* begin Material provided *
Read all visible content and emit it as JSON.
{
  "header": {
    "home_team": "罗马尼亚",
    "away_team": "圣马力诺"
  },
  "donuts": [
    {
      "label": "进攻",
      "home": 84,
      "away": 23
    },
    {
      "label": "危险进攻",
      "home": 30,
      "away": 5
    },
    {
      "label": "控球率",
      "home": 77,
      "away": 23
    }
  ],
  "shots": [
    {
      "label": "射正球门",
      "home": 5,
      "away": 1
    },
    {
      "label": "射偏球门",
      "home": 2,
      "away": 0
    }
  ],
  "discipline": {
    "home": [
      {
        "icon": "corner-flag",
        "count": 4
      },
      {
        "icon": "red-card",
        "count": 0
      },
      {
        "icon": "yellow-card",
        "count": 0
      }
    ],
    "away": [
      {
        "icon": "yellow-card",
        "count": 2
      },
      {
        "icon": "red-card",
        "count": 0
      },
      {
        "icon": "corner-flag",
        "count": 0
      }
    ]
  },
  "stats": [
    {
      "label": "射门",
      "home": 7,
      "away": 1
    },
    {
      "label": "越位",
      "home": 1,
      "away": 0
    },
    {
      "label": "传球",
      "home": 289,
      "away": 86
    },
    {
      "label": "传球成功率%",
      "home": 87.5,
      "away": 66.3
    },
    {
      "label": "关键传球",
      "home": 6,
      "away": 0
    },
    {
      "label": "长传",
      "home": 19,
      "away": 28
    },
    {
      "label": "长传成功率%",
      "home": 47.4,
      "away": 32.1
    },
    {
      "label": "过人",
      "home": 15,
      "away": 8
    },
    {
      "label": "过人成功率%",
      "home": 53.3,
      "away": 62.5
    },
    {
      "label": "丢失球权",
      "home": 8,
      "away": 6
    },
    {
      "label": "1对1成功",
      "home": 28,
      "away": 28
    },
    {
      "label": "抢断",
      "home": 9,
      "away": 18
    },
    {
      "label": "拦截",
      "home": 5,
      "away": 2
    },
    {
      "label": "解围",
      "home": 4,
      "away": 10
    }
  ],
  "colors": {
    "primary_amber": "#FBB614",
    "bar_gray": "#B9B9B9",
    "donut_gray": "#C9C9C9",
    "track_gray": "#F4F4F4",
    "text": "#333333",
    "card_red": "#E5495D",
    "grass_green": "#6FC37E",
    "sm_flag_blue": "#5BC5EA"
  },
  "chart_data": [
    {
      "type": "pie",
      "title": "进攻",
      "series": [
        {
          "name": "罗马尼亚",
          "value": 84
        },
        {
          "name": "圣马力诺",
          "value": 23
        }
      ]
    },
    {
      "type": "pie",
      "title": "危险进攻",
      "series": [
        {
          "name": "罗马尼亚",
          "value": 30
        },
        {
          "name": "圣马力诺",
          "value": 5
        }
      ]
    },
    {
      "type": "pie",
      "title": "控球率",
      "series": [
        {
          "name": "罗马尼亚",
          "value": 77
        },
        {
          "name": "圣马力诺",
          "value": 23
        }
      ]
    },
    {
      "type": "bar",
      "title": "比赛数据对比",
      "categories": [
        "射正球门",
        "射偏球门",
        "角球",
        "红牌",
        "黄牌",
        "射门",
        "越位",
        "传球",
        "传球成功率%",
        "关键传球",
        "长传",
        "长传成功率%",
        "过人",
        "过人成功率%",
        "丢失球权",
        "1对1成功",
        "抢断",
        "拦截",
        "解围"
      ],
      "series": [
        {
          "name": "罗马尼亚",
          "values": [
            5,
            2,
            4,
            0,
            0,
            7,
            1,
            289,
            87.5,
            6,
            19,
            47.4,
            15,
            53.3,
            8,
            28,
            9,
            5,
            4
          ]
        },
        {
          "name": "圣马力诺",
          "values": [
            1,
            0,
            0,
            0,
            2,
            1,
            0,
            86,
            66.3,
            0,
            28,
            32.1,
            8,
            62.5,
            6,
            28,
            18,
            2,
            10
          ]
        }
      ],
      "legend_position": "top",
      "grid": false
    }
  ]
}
* end Material provided *
(Aim of the task):
Copy all the entries verbatim.

(The completed task):
Read all visible content and emit it as JSON.
{
  "header": {
    "home_team": "罗马尼亚",
    "away_team": "圣马力诺"
  },
  "donuts": [
    {
      "label": "进攻",
      "home": 84,
      "away": 23
    },
    {
      "label": "危险进攻",
      "home": 30,
      "away": 5
    },
    {
      "label": "控球率",
      "home": 77,
      "away": 23
    }
  ],
  "shots": [
    {
      "label": "射正球门",
      "home": 5,
      "away": 1
    },
    {
      "label": "射偏球门",
      "home": 2,
      "away": 0
    }
  ],
  "discipline": {
    "home": [
      {
        "icon": "corner-flag",
        "count": 4
      },
      {
        "icon": "red-card",
        "count": 0
      },
      {
        "icon": "yellow-card",
        "count": 0
      }
    ],
    "away": [
      {
        "icon": "yellow-card",
        "count": 2
      },
      {
        "icon": "red-card",
        "count": 0
      },
      {
        "icon": "corner-flag",
        "count": 0
      }
    ]
  },
  "stats": [
    {
      "label": "射门",
      "home": 7,
      "away": 1
    },
    {
      "label": "越位",
      "home": 1,
      "away": 0
    },
    {
      "label": "传球",
      "home": 289,
      "away": 86
    },
    {
      "label": "传球成功率%",
      "home": 87.5,
      "away": 66.3
    },
    {
      "label": "关键传球",
      "home": 6,
      "away": 0
    },
    {
      "label": "长传",
      "home": 19,
      "away": 28
    },
    {
      "label": "长传成功率%",
      "home": 47.4,
      "away": 32.1
    },
    {
      "label": "过人",
      "home": 15,
      "away": 8
    },
    {
      "label": "过人成功率%",
      "home": 53.3,
      "away": 62.5
    },
    {
      "label": "丢失球权",
      "home": 8,
      "away": 6
    },
    {
      "label": "1对1成功",
      "home": 28,
      "away": 28
    },
    {
      "label": "抢断",
      "home": 9,
      "away": 18
    },
    {
      "label": "拦截",
      "home": 5,
      "away": 2
    },
    {
      "label": "解围",
      "home": 4,
      "away": 10
    }
  ],
  "colors": {
    "primary_amber": "#FBB614",
    "bar_gray": "#B9B9B9",
    "donut_gray": "#C9C9C9",
    "track_gray": "#F4F4F4",
    "text": "#333333",
    "card_red": "#E5495D",
    "grass_green": "#6FC37E",
    "sm_flag_blue": "#5BC5EA"
  },
  "chart_data": [
    {
      "type": "pie",
      "title": "进攻",
      "series": [
        {
          "name": "罗马尼亚",
          "value": 84
        },
        {
          "name": "圣马力诺",
          "value": 23
        }
      ]
    },
    {
      "type": "pie",
      "title": "危险进攻",
      "series": [
        {
          "name": "罗马尼亚",
          "value": 30
        },
        {
          "name": "圣马力诺",
          "value": 5
        }
      ]
    },
    {
      "type": "pie",
      "title": "控球率",
      "series": [
        {
          "name": "罗马尼亚",
          "value": 77
        },
        {
          "name": "圣马力诺",
          "value": 23
        }
      ]
    },
    {
      "type": "bar",
      "title": "比赛数据对比",
      "categories": [
        "射正球门",
        "射偏球门",
        "角球",
        "红牌",
        "黄牌",
        "射门",
        "越位",
        "传球",
        "传球成功率%",
        "关键传球",
        "长传",
        "长传成功率%",
        "过人",
        "过人成功率%",
        "丢失球权",
        "1对1成功",
        "抢断",
        "拦截",
        "解围"
      ],
      "series": [
        {
          "name": "罗马尼亚",
          "values": [
            5,
            2,
            4,
            0,
            0,
            7,
            1,
            289,
            87.5,
            6,
            19,
            47.4,
            15,
            53.3,
            8,
            28,
            9,
            5,
            4
          ]
        },
        {
          "name": "圣马力诺",
          "values": [
            1,
            0,
            0,
            0,
            2,
            1,
            0,
            86,
            66.3,
            0,
            28,
            32.1,
            8,
            62.5,
            6,
            28,
            18,
            2,
            10
          ]
        }
      ],
      "legend_position": "top",
      "grid": false
    }
  ]
}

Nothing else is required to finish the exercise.